■ Exercise instructions ■
Find the lines with "坐禪三昧經卷上" in them and copy them out.

■ Entries ■
■ ■ ■ ■ ■
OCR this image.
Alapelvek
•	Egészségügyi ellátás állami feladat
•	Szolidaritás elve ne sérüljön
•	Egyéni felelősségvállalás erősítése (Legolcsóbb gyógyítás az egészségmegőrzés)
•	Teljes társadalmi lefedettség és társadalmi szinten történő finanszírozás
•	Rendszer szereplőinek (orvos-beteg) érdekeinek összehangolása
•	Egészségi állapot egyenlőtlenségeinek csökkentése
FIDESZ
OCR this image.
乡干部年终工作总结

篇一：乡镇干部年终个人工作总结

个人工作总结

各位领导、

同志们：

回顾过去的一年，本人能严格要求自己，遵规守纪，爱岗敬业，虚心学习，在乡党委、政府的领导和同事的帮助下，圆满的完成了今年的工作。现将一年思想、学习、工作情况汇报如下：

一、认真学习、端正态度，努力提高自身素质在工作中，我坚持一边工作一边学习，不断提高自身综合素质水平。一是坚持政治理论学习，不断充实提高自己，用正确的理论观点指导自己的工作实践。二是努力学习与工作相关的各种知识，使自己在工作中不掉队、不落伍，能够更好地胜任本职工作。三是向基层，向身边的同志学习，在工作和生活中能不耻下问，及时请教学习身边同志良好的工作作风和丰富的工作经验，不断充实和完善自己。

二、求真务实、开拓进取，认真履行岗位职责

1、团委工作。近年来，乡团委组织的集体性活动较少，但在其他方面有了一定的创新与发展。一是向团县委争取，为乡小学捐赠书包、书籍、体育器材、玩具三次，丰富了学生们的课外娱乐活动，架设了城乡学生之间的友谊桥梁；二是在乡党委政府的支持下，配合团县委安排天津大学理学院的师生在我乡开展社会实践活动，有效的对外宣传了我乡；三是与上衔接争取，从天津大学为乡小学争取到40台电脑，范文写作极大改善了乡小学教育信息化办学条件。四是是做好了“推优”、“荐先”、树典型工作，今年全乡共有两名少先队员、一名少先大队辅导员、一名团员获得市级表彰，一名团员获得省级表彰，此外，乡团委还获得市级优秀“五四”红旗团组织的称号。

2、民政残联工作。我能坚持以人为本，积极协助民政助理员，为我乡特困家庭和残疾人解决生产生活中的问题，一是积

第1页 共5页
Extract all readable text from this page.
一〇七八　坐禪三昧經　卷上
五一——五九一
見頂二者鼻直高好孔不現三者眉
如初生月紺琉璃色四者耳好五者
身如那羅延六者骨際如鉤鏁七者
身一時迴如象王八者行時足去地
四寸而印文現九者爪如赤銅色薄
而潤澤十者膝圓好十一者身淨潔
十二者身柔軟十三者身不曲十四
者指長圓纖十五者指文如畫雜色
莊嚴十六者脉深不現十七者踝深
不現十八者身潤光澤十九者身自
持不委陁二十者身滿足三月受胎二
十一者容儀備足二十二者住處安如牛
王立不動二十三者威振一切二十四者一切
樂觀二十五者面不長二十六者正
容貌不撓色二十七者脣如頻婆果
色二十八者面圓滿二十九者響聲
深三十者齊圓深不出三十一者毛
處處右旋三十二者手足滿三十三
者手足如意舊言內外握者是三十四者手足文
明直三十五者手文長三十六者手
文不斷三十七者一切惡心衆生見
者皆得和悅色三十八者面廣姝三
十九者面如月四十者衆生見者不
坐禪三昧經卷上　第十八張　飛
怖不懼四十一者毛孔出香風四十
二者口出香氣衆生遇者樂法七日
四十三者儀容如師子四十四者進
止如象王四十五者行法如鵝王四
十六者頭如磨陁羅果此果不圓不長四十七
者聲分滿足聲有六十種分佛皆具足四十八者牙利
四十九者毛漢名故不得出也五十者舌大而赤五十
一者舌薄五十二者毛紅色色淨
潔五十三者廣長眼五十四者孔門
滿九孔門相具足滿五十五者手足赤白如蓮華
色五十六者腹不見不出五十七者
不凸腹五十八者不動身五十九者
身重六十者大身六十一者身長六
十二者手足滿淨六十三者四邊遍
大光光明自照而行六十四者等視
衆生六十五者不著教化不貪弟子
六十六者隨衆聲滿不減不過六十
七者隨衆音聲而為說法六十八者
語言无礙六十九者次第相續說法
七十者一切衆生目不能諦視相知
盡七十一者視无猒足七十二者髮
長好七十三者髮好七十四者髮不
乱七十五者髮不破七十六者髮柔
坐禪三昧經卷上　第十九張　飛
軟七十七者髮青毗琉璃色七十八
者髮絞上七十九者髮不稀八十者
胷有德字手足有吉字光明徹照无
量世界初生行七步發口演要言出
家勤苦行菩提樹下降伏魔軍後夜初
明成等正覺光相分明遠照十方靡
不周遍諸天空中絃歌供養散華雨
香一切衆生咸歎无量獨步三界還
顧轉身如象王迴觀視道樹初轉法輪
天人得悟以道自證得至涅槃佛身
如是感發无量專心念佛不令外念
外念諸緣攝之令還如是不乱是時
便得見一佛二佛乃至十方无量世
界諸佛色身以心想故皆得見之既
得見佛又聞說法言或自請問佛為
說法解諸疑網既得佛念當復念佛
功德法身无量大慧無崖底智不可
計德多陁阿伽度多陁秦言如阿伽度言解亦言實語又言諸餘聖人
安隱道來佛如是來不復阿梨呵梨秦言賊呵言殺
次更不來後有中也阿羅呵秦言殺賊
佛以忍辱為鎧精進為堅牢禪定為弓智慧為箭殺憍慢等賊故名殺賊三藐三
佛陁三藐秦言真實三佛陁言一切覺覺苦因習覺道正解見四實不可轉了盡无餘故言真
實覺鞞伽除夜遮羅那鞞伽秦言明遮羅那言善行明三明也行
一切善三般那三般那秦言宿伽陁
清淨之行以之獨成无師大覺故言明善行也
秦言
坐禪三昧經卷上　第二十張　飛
■ ■ ■ ■ ■
■ Exercise output ■
坐禪三昧經卷上　第十八張　飛
坐禪三昧經卷上　第十九張　飛
坐禪三昧經卷上　第二十張　飛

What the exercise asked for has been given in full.